▶ Task instructions
Search the data below for the word "công" and copy each line that holds it.

** START OF The records **

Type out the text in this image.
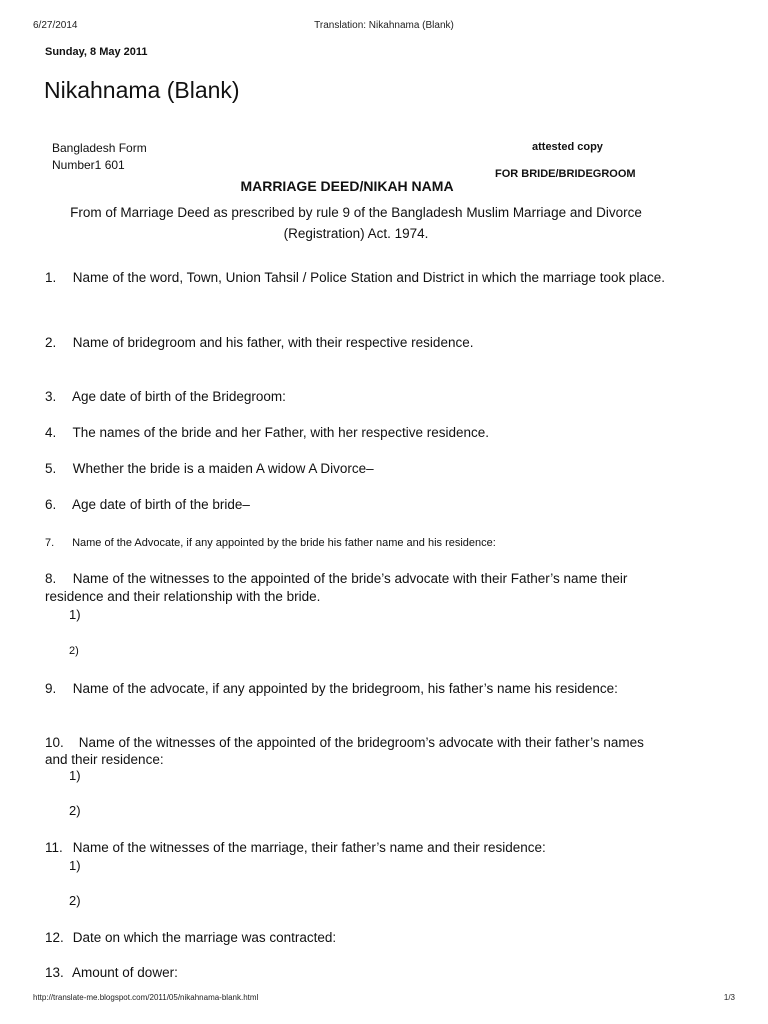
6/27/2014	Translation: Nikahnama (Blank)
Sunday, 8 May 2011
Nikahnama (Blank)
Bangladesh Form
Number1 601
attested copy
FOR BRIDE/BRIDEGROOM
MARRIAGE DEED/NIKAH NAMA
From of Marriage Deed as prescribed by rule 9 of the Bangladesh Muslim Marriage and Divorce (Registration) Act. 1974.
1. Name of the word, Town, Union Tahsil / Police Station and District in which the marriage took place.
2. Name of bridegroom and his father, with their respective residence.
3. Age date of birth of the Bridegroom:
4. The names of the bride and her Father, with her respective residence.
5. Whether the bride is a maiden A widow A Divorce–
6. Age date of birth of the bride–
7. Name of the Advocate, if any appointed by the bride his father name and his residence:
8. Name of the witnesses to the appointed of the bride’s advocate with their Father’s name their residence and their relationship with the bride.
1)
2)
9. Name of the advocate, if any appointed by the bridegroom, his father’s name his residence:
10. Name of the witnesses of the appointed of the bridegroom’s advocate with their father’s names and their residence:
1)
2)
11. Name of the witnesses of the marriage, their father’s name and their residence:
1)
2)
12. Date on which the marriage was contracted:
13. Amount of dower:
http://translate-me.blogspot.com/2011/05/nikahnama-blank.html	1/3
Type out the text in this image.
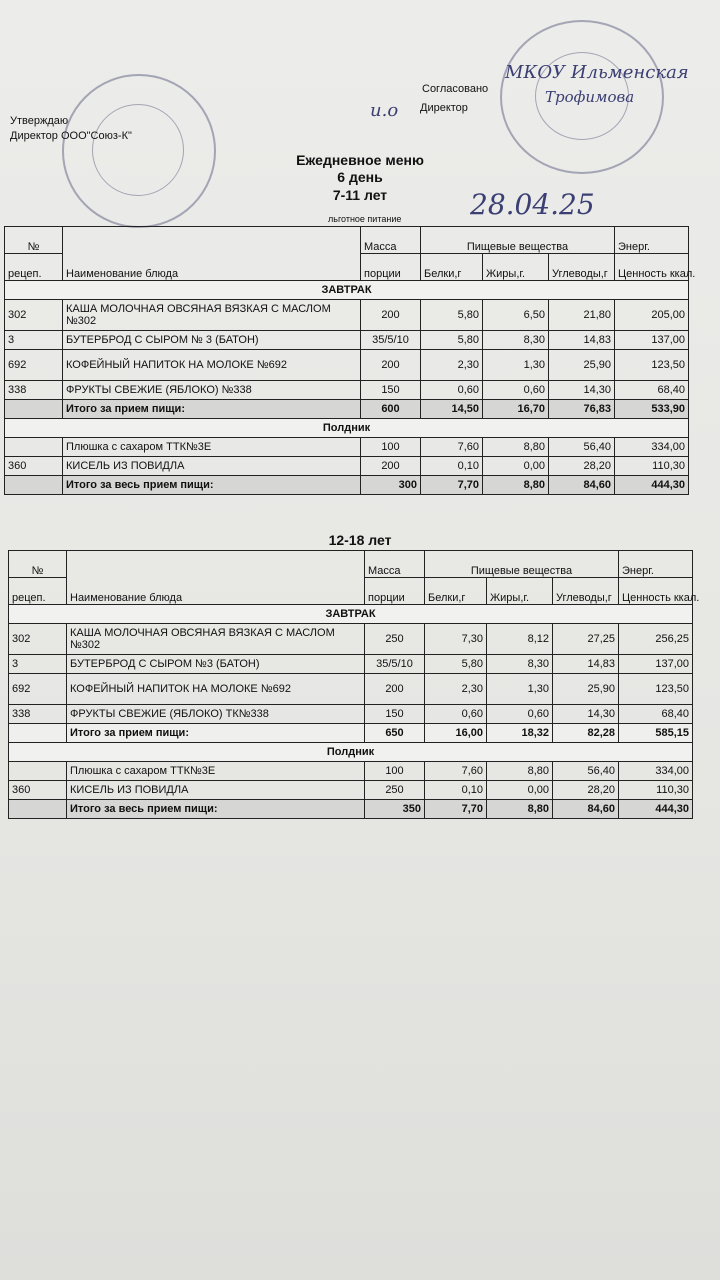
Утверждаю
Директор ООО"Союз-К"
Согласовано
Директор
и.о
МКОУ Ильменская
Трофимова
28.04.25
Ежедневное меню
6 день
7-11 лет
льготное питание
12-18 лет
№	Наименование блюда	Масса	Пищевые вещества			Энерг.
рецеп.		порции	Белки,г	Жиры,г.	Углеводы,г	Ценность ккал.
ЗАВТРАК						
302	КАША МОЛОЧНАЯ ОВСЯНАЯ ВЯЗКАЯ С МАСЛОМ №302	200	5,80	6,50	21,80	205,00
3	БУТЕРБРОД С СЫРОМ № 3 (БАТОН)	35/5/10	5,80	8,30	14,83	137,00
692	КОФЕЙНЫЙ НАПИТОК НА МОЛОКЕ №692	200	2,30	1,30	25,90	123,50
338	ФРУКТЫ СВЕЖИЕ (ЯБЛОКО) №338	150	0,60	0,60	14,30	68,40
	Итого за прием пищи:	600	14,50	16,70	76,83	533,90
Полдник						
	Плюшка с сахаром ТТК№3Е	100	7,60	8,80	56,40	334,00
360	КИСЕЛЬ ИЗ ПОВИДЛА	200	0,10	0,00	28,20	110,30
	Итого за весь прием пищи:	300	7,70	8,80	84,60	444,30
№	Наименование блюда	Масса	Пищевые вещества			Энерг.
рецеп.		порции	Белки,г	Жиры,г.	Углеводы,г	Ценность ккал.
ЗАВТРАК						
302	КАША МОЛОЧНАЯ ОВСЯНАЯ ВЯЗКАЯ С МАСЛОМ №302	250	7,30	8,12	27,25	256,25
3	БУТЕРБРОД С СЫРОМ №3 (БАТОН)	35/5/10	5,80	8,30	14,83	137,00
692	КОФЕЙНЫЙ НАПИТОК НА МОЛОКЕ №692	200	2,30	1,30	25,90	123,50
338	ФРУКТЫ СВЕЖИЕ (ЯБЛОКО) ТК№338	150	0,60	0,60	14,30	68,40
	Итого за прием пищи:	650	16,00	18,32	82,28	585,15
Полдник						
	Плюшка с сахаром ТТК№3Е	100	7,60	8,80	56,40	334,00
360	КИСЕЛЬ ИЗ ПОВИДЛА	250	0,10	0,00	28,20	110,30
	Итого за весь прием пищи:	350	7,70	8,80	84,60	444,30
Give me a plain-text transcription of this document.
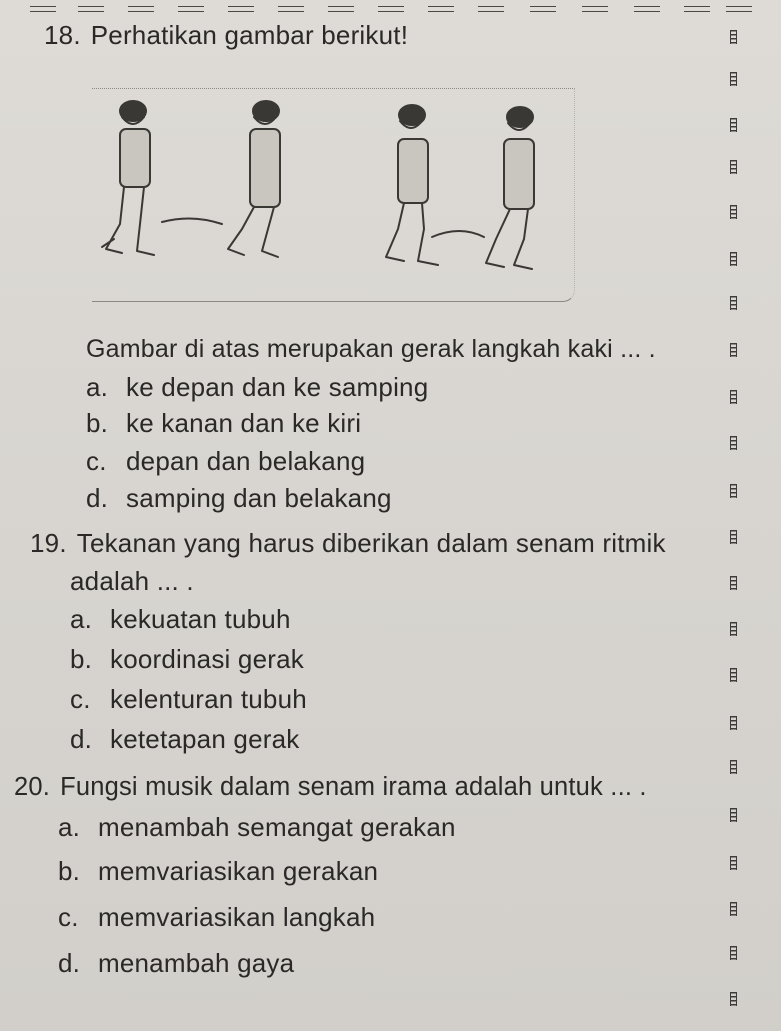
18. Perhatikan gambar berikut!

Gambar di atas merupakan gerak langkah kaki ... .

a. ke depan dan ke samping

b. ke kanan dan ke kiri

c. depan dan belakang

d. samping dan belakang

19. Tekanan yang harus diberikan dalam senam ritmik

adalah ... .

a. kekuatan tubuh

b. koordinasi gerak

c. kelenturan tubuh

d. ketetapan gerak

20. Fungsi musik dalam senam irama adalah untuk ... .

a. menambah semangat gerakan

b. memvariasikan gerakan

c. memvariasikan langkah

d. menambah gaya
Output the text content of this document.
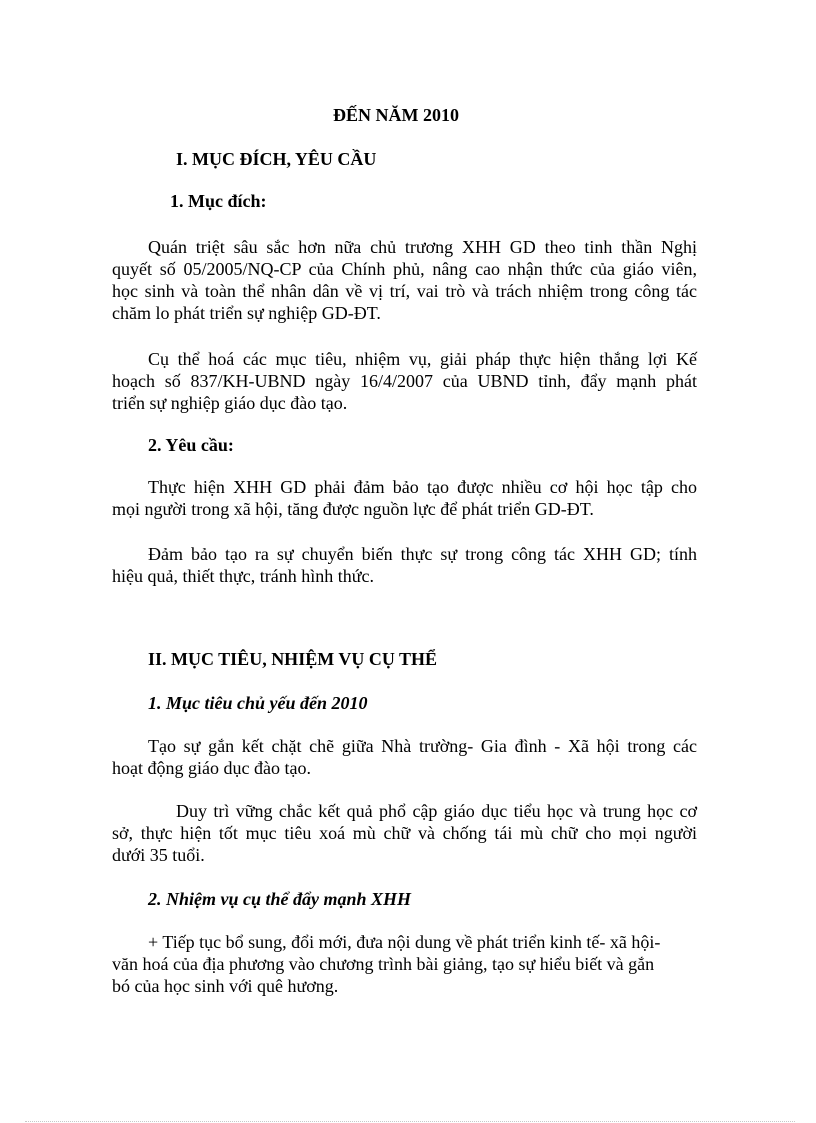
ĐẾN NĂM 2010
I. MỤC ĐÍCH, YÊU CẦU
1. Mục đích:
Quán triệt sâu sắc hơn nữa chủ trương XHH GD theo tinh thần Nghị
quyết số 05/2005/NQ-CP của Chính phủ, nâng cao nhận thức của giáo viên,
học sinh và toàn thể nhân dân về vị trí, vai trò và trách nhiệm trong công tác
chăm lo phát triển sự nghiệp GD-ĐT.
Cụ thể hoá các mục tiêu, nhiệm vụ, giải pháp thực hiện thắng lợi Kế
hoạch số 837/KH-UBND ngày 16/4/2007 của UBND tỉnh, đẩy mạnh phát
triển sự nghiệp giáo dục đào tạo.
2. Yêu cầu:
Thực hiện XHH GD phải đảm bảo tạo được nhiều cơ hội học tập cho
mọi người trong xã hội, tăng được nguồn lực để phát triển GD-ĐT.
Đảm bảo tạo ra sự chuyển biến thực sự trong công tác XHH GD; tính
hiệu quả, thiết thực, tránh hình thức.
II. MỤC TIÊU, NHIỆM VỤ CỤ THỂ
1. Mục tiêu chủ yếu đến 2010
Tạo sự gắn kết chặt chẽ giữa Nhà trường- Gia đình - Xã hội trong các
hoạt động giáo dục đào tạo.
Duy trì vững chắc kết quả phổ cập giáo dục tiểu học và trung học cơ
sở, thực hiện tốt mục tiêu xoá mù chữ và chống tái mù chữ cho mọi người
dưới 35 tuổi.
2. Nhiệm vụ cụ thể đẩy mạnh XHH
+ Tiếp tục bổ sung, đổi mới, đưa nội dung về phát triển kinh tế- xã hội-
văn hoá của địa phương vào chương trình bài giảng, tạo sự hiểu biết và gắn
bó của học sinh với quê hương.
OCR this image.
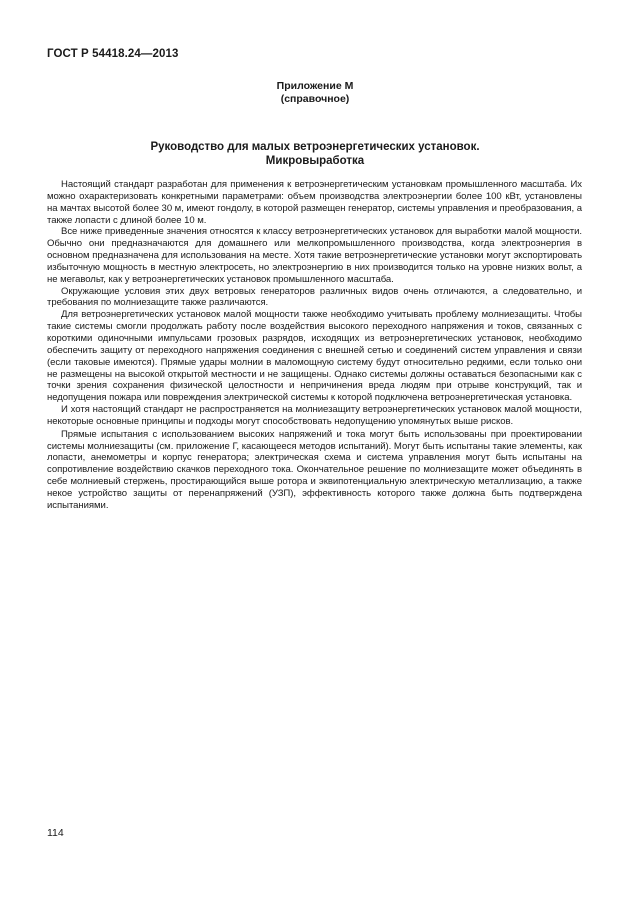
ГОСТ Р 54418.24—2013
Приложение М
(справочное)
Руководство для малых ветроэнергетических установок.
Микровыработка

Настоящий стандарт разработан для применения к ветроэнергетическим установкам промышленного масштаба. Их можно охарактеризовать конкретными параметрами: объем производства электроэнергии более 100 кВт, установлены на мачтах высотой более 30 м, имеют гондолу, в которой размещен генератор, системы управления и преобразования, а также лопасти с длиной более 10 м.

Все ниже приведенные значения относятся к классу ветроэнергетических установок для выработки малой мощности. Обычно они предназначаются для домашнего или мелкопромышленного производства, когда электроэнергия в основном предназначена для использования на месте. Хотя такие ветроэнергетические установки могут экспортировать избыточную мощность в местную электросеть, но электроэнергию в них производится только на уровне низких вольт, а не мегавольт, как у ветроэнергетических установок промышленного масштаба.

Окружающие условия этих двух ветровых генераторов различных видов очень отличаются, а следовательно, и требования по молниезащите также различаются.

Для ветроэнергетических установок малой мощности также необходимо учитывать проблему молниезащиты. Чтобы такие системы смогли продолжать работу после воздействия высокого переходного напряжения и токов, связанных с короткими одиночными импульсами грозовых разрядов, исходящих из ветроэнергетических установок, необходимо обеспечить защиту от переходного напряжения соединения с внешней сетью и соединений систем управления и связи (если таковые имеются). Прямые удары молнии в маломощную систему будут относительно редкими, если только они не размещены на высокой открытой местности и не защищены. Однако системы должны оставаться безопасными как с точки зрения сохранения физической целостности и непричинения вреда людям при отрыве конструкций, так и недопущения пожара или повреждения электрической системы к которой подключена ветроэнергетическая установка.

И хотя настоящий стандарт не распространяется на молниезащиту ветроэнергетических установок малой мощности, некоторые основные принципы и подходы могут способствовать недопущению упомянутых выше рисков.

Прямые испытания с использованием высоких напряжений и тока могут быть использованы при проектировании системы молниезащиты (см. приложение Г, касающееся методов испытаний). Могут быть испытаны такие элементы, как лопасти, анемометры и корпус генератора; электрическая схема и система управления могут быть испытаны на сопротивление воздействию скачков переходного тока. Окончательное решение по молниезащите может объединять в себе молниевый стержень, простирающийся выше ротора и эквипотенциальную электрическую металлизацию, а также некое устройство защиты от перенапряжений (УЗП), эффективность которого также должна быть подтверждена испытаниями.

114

** END OF The records **

▶ Correct result
học sinh và toàn thể nhân dân về vị trí, vai trò và trách nhiệm trong công tác
Đảm bảo tạo ra sự chuyển biến thực sự trong công tác XHH GD; tính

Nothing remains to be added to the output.